**Data shown**
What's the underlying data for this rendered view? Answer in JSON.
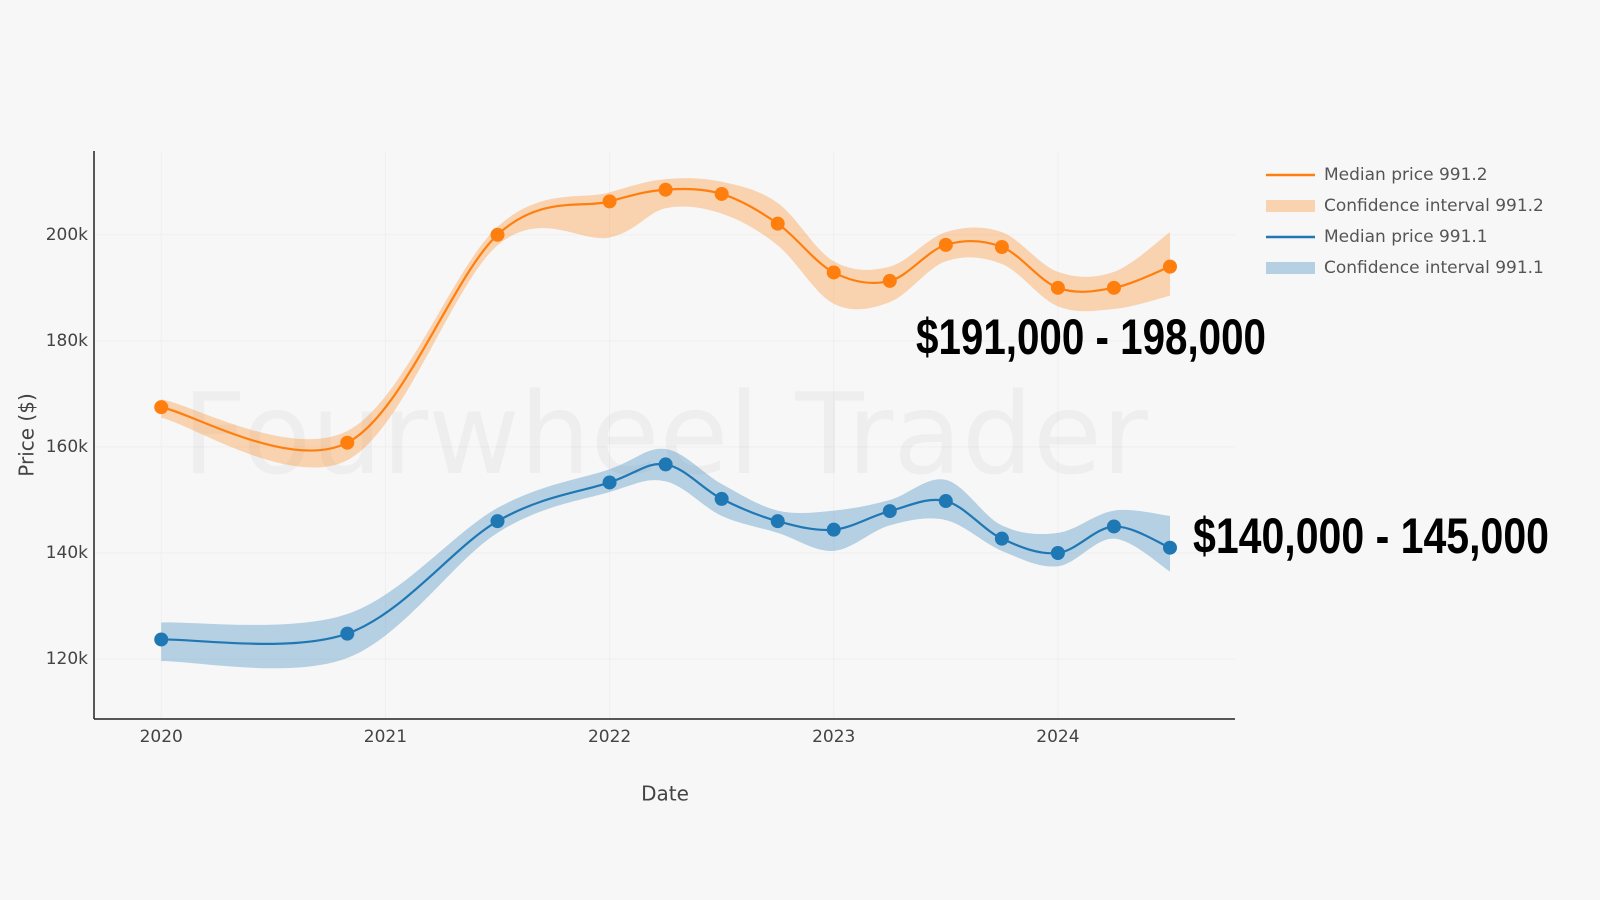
{
  "chart_data": {
    "type": "line",
    "watermark": "Fourwheel Trader",
    "x_label": "Date",
    "y_label": "Price ($)",
    "xlim": [
      2019.7,
      2024.79
    ],
    "xticks": [
      2020,
      2021,
      2022,
      2023,
      2024
    ],
    "ylim": [
      108700,
      215800
    ],
    "yticks": [
      {
        "value": 120000,
        "label": "120k"
      },
      {
        "value": 140000,
        "label": "140k"
      },
      {
        "value": 160000,
        "label": "160k"
      },
      {
        "value": 180000,
        "label": "180k"
      },
      {
        "value": 200000,
        "label": "200k"
      }
    ],
    "grid": true,
    "legend": "top-right",
    "x": [
      2020.0,
      2020.83,
      2021.5,
      2022.0,
      2022.25,
      2022.5,
      2022.75,
      2023.0,
      2023.25,
      2023.5,
      2023.75,
      2024.0,
      2024.25,
      2024.5
    ],
    "series": [
      {
        "name": "Median price 991.2",
        "type": "line",
        "color": "#ff7f0e",
        "values": [
          167500,
          160800,
          200000,
          206300,
          208500,
          207700,
          202100,
          192900,
          191300,
          198100,
          197700,
          190000,
          190000,
          194000
        ]
      },
      {
        "name": "Confidence interval 991.2",
        "type": "band",
        "color": "#ff7f0e",
        "lower": [
          165500,
          157500,
          198000,
          199500,
          205000,
          204000,
          198000,
          187000,
          187300,
          195000,
          194500,
          186500,
          186000,
          188500
        ],
        "upper": [
          169000,
          163000,
          201500,
          208000,
          210500,
          210000,
          206000,
          195000,
          194000,
          200500,
          200500,
          193000,
          193000,
          200500
        ]
      },
      {
        "name": "Median price 991.1",
        "type": "line",
        "color": "#1f77b4",
        "values": [
          123700,
          124800,
          146000,
          153300,
          156700,
          150200,
          146000,
          144400,
          147900,
          149800,
          142700,
          140000,
          145000,
          141000
        ]
      },
      {
        "name": "Confidence interval 991.1",
        "type": "band",
        "color": "#1f77b4",
        "lower": [
          119600,
          120200,
          143800,
          151500,
          153500,
          147000,
          143800,
          140400,
          145200,
          146200,
          140400,
          137500,
          142700,
          136500
        ],
        "upper": [
          126900,
          128500,
          148500,
          155800,
          159600,
          153000,
          148000,
          148000,
          150000,
          153800,
          145200,
          143800,
          148000,
          147000
        ]
      }
    ],
    "annotations": [
      "$191,000 - 198,000",
      "$140,000 - 145,000"
    ]
  }
}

**The exercise**
Search the entries for the word "Median", then gather every line that has it.

**Result of this exercise**
        "name": "Median price 991.2",
        "name": "Median price 991.1",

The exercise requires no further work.